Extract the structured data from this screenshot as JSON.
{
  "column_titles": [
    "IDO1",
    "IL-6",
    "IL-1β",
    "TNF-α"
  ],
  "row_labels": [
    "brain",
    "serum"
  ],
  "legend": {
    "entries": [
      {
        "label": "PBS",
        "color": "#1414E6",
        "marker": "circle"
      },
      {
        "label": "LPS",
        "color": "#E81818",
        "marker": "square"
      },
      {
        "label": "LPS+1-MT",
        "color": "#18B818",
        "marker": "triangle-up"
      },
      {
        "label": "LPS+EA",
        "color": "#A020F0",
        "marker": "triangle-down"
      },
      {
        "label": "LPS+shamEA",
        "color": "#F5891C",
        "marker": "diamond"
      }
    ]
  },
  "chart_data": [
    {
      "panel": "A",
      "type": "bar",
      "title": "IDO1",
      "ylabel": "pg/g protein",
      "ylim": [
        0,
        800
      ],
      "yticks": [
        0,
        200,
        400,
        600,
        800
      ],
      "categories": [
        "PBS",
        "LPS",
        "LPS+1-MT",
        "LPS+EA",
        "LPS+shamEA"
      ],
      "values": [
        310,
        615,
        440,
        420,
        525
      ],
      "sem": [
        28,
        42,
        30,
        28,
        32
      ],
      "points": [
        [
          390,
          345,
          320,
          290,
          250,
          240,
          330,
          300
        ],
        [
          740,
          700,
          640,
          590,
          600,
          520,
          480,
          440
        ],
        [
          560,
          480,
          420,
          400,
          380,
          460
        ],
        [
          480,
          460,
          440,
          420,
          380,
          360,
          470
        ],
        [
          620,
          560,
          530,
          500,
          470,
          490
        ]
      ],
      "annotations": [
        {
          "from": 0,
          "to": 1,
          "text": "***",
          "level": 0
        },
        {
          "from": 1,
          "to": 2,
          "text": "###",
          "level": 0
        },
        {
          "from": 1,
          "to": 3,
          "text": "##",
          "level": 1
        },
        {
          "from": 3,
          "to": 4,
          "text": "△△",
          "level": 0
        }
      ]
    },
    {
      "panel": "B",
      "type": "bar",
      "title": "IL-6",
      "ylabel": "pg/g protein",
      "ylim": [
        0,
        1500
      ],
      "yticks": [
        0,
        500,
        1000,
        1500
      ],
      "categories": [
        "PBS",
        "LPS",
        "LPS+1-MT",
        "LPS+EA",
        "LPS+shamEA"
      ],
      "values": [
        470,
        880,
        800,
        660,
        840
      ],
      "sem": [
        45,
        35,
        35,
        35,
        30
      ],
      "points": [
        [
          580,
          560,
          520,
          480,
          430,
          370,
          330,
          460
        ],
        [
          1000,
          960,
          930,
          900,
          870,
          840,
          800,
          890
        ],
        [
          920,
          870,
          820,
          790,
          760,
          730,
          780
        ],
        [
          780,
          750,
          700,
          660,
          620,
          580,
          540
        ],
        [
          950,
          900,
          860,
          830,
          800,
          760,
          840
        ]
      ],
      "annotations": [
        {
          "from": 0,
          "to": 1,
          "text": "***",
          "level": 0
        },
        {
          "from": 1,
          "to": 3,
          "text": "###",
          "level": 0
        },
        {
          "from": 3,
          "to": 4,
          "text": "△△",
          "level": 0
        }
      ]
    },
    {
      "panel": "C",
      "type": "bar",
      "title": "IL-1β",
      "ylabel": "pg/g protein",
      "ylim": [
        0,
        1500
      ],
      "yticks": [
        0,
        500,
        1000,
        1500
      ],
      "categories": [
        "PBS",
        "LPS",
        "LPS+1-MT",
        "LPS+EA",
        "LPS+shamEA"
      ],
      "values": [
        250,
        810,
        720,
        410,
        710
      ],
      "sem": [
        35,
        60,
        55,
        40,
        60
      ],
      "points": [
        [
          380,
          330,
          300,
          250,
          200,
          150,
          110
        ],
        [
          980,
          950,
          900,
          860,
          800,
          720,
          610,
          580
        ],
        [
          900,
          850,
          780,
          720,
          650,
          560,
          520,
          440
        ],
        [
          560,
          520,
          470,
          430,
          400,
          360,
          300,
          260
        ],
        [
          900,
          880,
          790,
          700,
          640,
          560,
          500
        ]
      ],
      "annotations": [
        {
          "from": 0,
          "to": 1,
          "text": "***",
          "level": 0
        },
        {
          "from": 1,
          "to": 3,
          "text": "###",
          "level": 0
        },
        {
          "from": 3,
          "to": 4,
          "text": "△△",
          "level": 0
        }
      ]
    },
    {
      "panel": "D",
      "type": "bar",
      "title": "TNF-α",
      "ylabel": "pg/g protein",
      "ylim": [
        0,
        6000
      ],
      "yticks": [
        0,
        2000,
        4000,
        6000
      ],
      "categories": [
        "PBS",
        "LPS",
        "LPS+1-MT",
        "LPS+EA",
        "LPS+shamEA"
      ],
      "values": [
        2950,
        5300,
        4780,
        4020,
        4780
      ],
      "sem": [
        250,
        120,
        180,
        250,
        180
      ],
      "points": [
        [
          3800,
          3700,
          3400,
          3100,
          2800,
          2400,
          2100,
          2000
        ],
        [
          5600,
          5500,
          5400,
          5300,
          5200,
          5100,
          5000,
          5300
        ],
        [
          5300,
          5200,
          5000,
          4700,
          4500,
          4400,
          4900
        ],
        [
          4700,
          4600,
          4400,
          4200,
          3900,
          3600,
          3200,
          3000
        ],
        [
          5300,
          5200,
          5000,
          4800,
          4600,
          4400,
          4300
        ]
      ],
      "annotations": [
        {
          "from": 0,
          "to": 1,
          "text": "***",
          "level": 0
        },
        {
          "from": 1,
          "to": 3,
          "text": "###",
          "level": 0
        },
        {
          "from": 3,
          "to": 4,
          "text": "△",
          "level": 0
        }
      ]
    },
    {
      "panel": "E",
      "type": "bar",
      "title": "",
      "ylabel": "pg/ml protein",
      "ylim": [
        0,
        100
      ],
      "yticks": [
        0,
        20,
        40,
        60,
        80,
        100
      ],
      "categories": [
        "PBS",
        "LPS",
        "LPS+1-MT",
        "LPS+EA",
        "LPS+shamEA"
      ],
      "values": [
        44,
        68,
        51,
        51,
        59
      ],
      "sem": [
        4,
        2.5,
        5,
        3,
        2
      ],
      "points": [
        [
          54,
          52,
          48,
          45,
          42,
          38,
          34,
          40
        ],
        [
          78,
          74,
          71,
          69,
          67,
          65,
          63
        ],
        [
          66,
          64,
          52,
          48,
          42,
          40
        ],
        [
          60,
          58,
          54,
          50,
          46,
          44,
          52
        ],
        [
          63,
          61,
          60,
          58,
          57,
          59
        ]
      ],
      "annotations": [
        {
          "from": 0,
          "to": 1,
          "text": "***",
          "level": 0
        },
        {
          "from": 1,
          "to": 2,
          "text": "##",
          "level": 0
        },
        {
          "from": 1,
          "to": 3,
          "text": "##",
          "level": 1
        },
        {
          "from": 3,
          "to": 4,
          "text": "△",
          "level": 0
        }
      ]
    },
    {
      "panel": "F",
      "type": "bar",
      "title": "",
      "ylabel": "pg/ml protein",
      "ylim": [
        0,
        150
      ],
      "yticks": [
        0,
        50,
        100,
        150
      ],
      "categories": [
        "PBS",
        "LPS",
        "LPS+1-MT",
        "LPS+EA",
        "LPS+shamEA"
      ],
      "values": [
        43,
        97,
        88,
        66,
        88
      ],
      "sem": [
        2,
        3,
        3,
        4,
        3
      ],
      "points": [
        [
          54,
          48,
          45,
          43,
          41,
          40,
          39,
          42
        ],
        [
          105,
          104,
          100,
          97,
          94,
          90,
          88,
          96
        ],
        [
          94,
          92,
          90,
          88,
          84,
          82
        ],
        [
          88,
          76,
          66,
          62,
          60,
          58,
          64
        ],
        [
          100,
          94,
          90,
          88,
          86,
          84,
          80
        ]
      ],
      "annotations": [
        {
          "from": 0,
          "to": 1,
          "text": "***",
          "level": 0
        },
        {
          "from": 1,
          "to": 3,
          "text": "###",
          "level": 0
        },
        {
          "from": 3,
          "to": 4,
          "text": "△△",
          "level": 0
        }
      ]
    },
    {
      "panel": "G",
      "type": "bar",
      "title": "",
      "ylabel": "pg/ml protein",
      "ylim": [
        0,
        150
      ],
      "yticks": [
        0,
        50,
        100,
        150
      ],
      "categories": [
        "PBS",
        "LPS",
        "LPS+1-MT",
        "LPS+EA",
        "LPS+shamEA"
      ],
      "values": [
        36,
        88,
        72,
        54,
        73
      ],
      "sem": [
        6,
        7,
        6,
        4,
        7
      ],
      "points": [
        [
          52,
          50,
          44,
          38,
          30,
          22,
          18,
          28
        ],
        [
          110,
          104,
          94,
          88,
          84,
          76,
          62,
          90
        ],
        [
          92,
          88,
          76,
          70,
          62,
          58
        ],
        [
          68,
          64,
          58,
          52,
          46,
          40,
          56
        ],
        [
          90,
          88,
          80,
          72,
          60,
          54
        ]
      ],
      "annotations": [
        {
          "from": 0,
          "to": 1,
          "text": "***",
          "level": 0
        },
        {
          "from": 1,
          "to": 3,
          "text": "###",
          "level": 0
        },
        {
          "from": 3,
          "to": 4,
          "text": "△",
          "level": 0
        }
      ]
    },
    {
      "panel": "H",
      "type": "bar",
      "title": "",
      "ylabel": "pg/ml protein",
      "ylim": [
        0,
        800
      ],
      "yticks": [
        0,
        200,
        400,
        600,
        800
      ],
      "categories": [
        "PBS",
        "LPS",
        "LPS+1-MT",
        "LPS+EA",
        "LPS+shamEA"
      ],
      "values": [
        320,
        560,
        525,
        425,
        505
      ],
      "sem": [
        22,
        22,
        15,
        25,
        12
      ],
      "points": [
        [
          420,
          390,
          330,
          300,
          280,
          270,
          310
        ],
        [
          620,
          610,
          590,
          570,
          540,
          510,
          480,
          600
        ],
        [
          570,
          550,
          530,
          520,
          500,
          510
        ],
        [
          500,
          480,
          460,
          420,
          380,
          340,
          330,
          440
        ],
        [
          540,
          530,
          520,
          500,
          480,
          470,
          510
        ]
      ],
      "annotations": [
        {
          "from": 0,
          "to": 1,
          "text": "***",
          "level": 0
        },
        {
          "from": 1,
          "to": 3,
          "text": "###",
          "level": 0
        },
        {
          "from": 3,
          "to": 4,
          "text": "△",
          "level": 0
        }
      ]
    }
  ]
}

========================================================================

_Directions_:
Look through the material above and pick out each line holding the word "triangle".

_Result_:
        "marker": "triangle-up"
        "marker": "triangle-down"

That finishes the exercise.